Exercise description | The entries below are to be repeated exactly as they stand.

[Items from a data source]
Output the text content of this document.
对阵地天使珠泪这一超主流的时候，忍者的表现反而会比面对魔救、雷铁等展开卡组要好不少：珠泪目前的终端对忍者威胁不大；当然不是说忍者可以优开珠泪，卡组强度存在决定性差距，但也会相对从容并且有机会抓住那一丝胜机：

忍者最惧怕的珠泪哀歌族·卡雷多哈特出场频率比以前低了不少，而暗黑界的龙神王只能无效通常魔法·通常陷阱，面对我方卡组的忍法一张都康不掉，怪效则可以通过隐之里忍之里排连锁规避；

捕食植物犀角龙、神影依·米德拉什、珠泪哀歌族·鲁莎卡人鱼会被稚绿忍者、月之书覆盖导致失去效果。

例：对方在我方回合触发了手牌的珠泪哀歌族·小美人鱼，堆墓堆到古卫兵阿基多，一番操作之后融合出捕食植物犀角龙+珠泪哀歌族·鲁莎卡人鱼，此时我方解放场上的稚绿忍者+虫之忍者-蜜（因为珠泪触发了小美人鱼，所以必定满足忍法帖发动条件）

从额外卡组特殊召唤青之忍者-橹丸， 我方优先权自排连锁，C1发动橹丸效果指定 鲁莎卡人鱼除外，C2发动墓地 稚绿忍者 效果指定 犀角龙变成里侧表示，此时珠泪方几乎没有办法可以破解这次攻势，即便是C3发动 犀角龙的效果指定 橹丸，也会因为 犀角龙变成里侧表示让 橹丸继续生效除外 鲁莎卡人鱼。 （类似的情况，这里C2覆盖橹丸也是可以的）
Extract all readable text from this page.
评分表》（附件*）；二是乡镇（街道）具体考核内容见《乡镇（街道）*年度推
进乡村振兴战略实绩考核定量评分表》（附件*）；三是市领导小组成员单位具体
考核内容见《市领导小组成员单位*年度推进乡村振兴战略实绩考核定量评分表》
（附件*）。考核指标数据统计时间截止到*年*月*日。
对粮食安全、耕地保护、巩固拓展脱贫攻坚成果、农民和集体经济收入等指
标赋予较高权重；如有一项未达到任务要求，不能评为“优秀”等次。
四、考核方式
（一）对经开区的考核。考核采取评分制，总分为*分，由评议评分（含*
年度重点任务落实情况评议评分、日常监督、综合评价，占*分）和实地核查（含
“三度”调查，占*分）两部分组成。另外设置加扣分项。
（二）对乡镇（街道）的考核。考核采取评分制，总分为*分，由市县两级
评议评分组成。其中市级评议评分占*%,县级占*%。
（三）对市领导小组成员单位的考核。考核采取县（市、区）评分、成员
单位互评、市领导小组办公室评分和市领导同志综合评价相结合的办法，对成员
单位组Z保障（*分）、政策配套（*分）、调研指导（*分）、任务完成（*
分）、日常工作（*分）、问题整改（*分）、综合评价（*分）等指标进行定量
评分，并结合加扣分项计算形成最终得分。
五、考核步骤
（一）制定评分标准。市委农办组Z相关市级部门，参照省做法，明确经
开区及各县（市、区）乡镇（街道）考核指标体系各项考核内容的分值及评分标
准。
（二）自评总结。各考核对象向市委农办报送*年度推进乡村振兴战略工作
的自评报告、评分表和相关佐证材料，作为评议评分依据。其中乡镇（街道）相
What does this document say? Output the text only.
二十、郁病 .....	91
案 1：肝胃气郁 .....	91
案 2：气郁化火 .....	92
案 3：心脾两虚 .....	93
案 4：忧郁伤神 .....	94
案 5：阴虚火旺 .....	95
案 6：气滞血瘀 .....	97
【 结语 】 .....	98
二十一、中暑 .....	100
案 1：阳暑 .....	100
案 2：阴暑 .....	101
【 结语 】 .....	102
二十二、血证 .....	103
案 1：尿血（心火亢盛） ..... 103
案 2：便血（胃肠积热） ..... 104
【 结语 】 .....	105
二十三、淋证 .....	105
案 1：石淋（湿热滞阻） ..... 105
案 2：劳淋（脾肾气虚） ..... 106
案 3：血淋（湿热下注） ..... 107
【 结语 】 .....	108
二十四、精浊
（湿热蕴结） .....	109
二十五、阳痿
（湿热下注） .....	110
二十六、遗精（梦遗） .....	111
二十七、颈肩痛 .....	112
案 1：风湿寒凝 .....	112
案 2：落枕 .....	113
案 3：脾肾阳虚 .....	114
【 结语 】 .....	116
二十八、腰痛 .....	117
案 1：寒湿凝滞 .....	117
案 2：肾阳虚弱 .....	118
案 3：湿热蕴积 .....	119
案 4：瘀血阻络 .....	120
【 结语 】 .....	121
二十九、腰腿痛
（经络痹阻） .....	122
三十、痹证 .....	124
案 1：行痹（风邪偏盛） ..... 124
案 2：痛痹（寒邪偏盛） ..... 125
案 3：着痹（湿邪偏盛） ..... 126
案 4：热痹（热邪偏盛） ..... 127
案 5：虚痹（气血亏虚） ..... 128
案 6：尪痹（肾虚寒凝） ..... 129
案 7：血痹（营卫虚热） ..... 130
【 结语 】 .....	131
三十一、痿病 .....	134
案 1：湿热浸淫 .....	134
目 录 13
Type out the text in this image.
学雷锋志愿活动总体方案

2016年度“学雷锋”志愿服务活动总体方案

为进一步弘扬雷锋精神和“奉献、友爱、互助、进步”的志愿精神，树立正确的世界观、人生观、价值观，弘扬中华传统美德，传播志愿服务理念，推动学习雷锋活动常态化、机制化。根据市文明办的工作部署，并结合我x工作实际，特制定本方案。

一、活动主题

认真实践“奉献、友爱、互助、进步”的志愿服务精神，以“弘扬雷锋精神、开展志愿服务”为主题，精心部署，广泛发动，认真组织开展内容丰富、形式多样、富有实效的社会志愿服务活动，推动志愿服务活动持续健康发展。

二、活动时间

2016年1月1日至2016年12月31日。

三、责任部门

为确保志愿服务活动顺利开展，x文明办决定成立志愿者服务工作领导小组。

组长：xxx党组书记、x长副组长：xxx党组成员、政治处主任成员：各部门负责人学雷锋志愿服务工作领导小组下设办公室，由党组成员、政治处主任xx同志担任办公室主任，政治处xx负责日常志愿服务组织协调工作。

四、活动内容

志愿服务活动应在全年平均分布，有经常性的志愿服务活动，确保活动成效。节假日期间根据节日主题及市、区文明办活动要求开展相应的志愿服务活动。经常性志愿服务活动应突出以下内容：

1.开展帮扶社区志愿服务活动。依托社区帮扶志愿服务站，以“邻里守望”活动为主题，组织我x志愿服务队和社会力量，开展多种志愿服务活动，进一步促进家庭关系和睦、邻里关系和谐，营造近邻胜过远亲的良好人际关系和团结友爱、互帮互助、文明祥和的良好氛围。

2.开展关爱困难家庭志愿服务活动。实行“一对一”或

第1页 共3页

Result below |
Output the text content of this document.
对阵地天使珠泪这一超主流的时候，忍者的表现反而会比面对魔救、雷铁等展开卡组要好不少：珠泪目前的终端对忍者威胁不大；当然不是说忍者可以优开珠泪，卡组强度存在决定性差距，但也会相对从容并且有机会抓住那一丝胜机：

忍者最惧怕的珠泪哀歌族·卡雷多哈特出场频率比以前低了不少，而暗黑界的龙神王只能无效通常魔法·通常陷阱，面对我方卡组的忍法一张都康不掉，怪效则可以通过隐之里忍之里排连锁规避；

捕食植物犀角龙、神影依·米德拉什、珠泪哀歌族·鲁莎卡人鱼会被稚绿忍者、月之书覆盖导致失去效果。

例：对方在我方回合触发了手牌的珠泪哀歌族·小美人鱼，堆墓堆到古卫兵阿基多，一番操作之后融合出捕食植物犀角龙+珠泪哀歌族·鲁莎卡人鱼，此时我方解放场上的稚绿忍者+虫之忍者-蜜（因为珠泪触发了小美人鱼，所以必定满足忍法帖发动条件）

从额外卡组特殊召唤青之忍者-橹丸， 我方优先权自排连锁，C1发动橹丸效果指定 鲁莎卡人鱼除外，C2发动墓地 稚绿忍者 效果指定 犀角龙变成里侧表示，此时珠泪方几乎没有办法可以破解这次攻势，即便是C3发动 犀角龙的效果指定 橹丸，也会因为 犀角龙变成里侧表示让 橹丸继续生效除外 鲁莎卡人鱼。 （类似的情况，这里C2覆盖橹丸也是可以的）
Extract all readable text from this page.
评分表》（附件*）；二是乡镇（街道）具体考核内容见《乡镇（街道）*年度推
进乡村振兴战略实绩考核定量评分表》（附件*）；三是市领导小组成员单位具体
考核内容见《市领导小组成员单位*年度推进乡村振兴战略实绩考核定量评分表》
（附件*）。考核指标数据统计时间截止到*年*月*日。
对粮食安全、耕地保护、巩固拓展脱贫攻坚成果、农民和集体经济收入等指
标赋予较高权重；如有一项未达到任务要求，不能评为“优秀”等次。
四、考核方式
（一）对经开区的考核。考核采取评分制，总分为*分，由评议评分（含*
年度重点任务落实情况评议评分、日常监督、综合评价，占*分）和实地核查（含
“三度”调查，占*分）两部分组成。另外设置加扣分项。
（二）对乡镇（街道）的考核。考核采取评分制，总分为*分，由市县两级
评议评分组成。其中市级评议评分占*%,县级占*%。
（三）对市领导小组成员单位的考核。考核采取县（市、区）评分、成员
单位互评、市领导小组办公室评分和市领导同志综合评价相结合的办法，对成员
单位组Z保障（*分）、政策配套（*分）、调研指导（*分）、任务完成（*
分）、日常工作（*分）、问题整改（*分）、综合评价（*分）等指标进行定量
评分，并结合加扣分项计算形成最终得分。
五、考核步骤
（一）制定评分标准。市委农办组Z相关市级部门，参照省做法，明确经
开区及各县（市、区）乡镇（街道）考核指标体系各项考核内容的分值及评分标
准。
（二）自评总结。各考核对象向市委农办报送*年度推进乡村振兴战略工作
的自评报告、评分表和相关佐证材料，作为评议评分依据。其中乡镇（街道）相
What does this document say? Output the text only.
二十、郁病 .....	91
案 1：肝胃气郁 .....	91
案 2：气郁化火 .....	92
案 3：心脾两虚 .....	93
案 4：忧郁伤神 .....	94
案 5：阴虚火旺 .....	95
案 6：气滞血瘀 .....	97
【 结语 】 .....	98
二十一、中暑 .....	100
案 1：阳暑 .....	100
案 2：阴暑 .....	101
【 结语 】 .....	102
二十二、血证 .....	103
案 1：尿血（心火亢盛） ..... 103
案 2：便血（胃肠积热） ..... 104
【 结语 】 .....	105
二十三、淋证 .....	105
案 1：石淋（湿热滞阻） ..... 105
案 2：劳淋（脾肾气虚） ..... 106
案 3：血淋（湿热下注） ..... 107
【 结语 】 .....	108
二十四、精浊
（湿热蕴结） .....	109
二十五、阳痿
（湿热下注） .....	110
二十六、遗精（梦遗） .....	111
二十七、颈肩痛 .....	112
案 1：风湿寒凝 .....	112
案 2：落枕 .....	113
案 3：脾肾阳虚 .....	114
【 结语 】 .....	116
二十八、腰痛 .....	117
案 1：寒湿凝滞 .....	117
案 2：肾阳虚弱 .....	118
案 3：湿热蕴积 .....	119
案 4：瘀血阻络 .....	120
【 结语 】 .....	121
二十九、腰腿痛
（经络痹阻） .....	122
三十、痹证 .....	124
案 1：行痹（风邪偏盛） ..... 124
案 2：痛痹（寒邪偏盛） ..... 125
案 3：着痹（湿邪偏盛） ..... 126
案 4：热痹（热邪偏盛） ..... 127
案 5：虚痹（气血亏虚） ..... 128
案 6：尪痹（肾虚寒凝） ..... 129
案 7：血痹（营卫虚热） ..... 130
【 结语 】 .....	131
三十一、痿病 .....	134
案 1：湿热浸淫 .....	134
目 录 13
Type out the text in this image.
学雷锋志愿活动总体方案

2016年度“学雷锋”志愿服务活动总体方案

为进一步弘扬雷锋精神和“奉献、友爱、互助、进步”的志愿精神，树立正确的世界观、人生观、价值观，弘扬中华传统美德，传播志愿服务理念，推动学习雷锋活动常态化、机制化。根据市文明办的工作部署，并结合我x工作实际，特制定本方案。

一、活动主题

认真实践“奉献、友爱、互助、进步”的志愿服务精神，以“弘扬雷锋精神、开展志愿服务”为主题，精心部署，广泛发动，认真组织开展内容丰富、形式多样、富有实效的社会志愿服务活动，推动志愿服务活动持续健康发展。

二、活动时间

2016年1月1日至2016年12月31日。

三、责任部门

为确保志愿服务活动顺利开展，x文明办决定成立志愿者服务工作领导小组。

组长：xxx党组书记、x长副组长：xxx党组成员、政治处主任成员：各部门负责人学雷锋志愿服务工作领导小组下设办公室，由党组成员、政治处主任xx同志担任办公室主任，政治处xx负责日常志愿服务组织协调工作。

四、活动内容

志愿服务活动应在全年平均分布，有经常性的志愿服务活动，确保活动成效。节假日期间根据节日主题及市、区文明办活动要求开展相应的志愿服务活动。经常性志愿服务活动应突出以下内容：

1.开展帮扶社区志愿服务活动。依托社区帮扶志愿服务站，以“邻里守望”活动为主题，组织我x志愿服务队和社会力量，开展多种志愿服务活动，进一步促进家庭关系和睦、邻里关系和谐，营造近邻胜过远亲的良好人际关系和团结友爱、互帮互助、文明祥和的良好氛围。

2.开展关爱困难家庭志愿服务活动。实行“一对一”或

第1页 共3页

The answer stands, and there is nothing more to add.